§ **DIRECTIONS FOR THIS TASK**:
Will you give the material below again, every line exactly as it is?

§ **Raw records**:
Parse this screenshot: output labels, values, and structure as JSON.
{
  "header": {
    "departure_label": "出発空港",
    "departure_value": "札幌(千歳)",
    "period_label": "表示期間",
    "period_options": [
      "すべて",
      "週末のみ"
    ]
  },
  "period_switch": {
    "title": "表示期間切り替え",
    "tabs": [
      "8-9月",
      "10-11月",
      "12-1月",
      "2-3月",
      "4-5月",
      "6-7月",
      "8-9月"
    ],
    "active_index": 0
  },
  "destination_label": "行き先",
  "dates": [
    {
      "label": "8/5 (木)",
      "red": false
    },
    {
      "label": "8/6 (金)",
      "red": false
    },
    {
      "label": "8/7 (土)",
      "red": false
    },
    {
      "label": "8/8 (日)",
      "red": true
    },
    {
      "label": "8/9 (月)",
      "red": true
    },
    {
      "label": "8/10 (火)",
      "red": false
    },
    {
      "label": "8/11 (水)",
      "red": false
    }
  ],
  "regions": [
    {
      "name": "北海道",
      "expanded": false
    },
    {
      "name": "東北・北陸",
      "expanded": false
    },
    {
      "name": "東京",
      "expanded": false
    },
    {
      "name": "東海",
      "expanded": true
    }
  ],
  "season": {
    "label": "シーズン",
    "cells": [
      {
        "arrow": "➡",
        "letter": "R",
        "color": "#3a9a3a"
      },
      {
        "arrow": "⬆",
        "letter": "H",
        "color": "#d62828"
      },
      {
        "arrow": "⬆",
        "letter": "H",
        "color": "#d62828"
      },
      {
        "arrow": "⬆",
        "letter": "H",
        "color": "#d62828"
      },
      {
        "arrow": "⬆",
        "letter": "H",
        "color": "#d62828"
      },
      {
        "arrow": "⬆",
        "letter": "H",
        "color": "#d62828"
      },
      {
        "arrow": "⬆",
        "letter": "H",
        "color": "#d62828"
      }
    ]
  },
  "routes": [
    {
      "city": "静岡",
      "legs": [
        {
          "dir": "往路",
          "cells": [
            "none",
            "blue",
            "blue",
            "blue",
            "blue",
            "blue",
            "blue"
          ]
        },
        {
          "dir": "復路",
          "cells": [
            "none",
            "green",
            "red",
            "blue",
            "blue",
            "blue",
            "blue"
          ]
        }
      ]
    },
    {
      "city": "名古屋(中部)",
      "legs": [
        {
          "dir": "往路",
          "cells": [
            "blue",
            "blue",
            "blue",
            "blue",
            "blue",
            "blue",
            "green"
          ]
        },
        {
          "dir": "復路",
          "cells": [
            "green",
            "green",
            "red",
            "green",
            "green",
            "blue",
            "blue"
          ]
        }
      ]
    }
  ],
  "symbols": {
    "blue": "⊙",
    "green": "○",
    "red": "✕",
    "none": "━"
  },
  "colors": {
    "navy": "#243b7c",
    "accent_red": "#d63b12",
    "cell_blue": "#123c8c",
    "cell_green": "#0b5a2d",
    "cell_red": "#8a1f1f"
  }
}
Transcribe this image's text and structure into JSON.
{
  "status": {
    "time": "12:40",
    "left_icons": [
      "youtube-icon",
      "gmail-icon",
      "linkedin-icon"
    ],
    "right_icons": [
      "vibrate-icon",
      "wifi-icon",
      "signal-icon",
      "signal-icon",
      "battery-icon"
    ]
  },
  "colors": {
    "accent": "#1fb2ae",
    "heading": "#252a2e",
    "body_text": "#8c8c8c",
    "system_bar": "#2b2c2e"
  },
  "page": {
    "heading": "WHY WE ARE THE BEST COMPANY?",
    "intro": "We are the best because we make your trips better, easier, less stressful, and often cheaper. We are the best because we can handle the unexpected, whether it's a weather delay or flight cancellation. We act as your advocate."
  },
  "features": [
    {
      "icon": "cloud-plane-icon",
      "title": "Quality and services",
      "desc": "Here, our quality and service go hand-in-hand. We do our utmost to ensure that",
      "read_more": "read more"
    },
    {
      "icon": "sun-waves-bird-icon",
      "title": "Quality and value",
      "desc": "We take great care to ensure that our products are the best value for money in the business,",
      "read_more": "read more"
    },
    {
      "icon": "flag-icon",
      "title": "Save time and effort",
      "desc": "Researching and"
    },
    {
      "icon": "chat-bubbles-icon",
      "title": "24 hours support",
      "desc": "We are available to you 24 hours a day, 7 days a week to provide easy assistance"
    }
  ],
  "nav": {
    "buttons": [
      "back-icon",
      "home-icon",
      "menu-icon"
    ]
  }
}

§ **SOLUTION FOR THIS PROBLEM**:
Parse this screenshot: output labels, values, and structure as JSON.
{
  "header": {
    "departure_label": "出発空港",
    "departure_value": "札幌(千歳)",
    "period_label": "表示期間",
    "period_options": [
      "すべて",
      "週末のみ"
    ]
  },
  "period_switch": {
    "title": "表示期間切り替え",
    "tabs": [
      "8-9月",
      "10-11月",
      "12-1月",
      "2-3月",
      "4-5月",
      "6-7月",
      "8-9月"
    ],
    "active_index": 0
  },
  "destination_label": "行き先",
  "dates": [
    {
      "label": "8/5 (木)",
      "red": false
    },
    {
      "label": "8/6 (金)",
      "red": false
    },
    {
      "label": "8/7 (土)",
      "red": false
    },
    {
      "label": "8/8 (日)",
      "red": true
    },
    {
      "label": "8/9 (月)",
      "red": true
    },
    {
      "label": "8/10 (火)",
      "red": false
    },
    {
      "label": "8/11 (水)",
      "red": false
    }
  ],
  "regions": [
    {
      "name": "北海道",
      "expanded": false
    },
    {
      "name": "東北・北陸",
      "expanded": false
    },
    {
      "name": "東京",
      "expanded": false
    },
    {
      "name": "東海",
      "expanded": true
    }
  ],
  "season": {
    "label": "シーズン",
    "cells": [
      {
        "arrow": "➡",
        "letter": "R",
        "color": "#3a9a3a"
      },
      {
        "arrow": "⬆",
        "letter": "H",
        "color": "#d62828"
      },
      {
        "arrow": "⬆",
        "letter": "H",
        "color": "#d62828"
      },
      {
        "arrow": "⬆",
        "letter": "H",
        "color": "#d62828"
      },
      {
        "arrow": "⬆",
        "letter": "H",
        "color": "#d62828"
      },
      {
        "arrow": "⬆",
        "letter": "H",
        "color": "#d62828"
      },
      {
        "arrow": "⬆",
        "letter": "H",
        "color": "#d62828"
      }
    ]
  },
  "routes": [
    {
      "city": "静岡",
      "legs": [
        {
          "dir": "往路",
          "cells": [
            "none",
            "blue",
            "blue",
            "blue",
            "blue",
            "blue",
            "blue"
          ]
        },
        {
          "dir": "復路",
          "cells": [
            "none",
            "green",
            "red",
            "blue",
            "blue",
            "blue",
            "blue"
          ]
        }
      ]
    },
    {
      "city": "名古屋(中部)",
      "legs": [
        {
          "dir": "往路",
          "cells": [
            "blue",
            "blue",
            "blue",
            "blue",
            "blue",
            "blue",
            "green"
          ]
        },
        {
          "dir": "復路",
          "cells": [
            "green",
            "green",
            "red",
            "green",
            "green",
            "blue",
            "blue"
          ]
        }
      ]
    }
  ],
  "symbols": {
    "blue": "⊙",
    "green": "○",
    "red": "✕",
    "none": "━"
  },
  "colors": {
    "navy": "#243b7c",
    "accent_red": "#d63b12",
    "cell_blue": "#123c8c",
    "cell_green": "#0b5a2d",
    "cell_red": "#8a1f1f"
  }
}
Transcribe this image's text and structure into JSON.
{
  "status": {
    "time": "12:40",
    "left_icons": [
      "youtube-icon",
      "gmail-icon",
      "linkedin-icon"
    ],
    "right_icons": [
      "vibrate-icon",
      "wifi-icon",
      "signal-icon",
      "signal-icon",
      "battery-icon"
    ]
  },
  "colors": {
    "accent": "#1fb2ae",
    "heading": "#252a2e",
    "body_text": "#8c8c8c",
    "system_bar": "#2b2c2e"
  },
  "page": {
    "heading": "WHY WE ARE THE BEST COMPANY?",
    "intro": "We are the best because we make your trips better, easier, less stressful, and often cheaper. We are the best because we can handle the unexpected, whether it's a weather delay or flight cancellation. We act as your advocate."
  },
  "features": [
    {
      "icon": "cloud-plane-icon",
      "title": "Quality and services",
      "desc": "Here, our quality and service go hand-in-hand. We do our utmost to ensure that",
      "read_more": "read more"
    },
    {
      "icon": "sun-waves-bird-icon",
      "title": "Quality and value",
      "desc": "We take great care to ensure that our products are the best value for money in the business,",
      "read_more": "read more"
    },
    {
      "icon": "flag-icon",
      "title": "Save time and effort",
      "desc": "Researching and"
    },
    {
      "icon": "chat-bubbles-icon",
      "title": "24 hours support",
      "desc": "We are available to you 24 hours a day, 7 days a week to provide easy assistance"
    }
  ],
  "nav": {
    "buttons": [
      "back-icon",
      "home-icon",
      "menu-icon"
    ]
  }
}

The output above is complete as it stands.